>> BEGIN Supplied entries
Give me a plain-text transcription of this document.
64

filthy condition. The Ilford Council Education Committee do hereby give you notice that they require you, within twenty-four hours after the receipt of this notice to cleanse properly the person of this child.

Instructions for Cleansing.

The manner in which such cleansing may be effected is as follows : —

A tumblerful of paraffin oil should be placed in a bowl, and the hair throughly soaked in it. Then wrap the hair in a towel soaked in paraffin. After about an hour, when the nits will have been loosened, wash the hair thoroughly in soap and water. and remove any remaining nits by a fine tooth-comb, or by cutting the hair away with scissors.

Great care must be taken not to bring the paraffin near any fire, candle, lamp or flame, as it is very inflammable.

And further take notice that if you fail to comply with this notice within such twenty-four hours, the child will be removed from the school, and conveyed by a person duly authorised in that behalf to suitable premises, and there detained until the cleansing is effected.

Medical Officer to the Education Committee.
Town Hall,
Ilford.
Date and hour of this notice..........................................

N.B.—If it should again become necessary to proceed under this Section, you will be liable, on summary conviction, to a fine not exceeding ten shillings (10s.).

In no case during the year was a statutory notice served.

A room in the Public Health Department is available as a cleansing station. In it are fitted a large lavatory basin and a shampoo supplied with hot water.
>> END Supplied entries
▸ **Goal**
What is the number of lines in the listing above that contain the string "person"? Give only the number.

▸ **Written answer**
2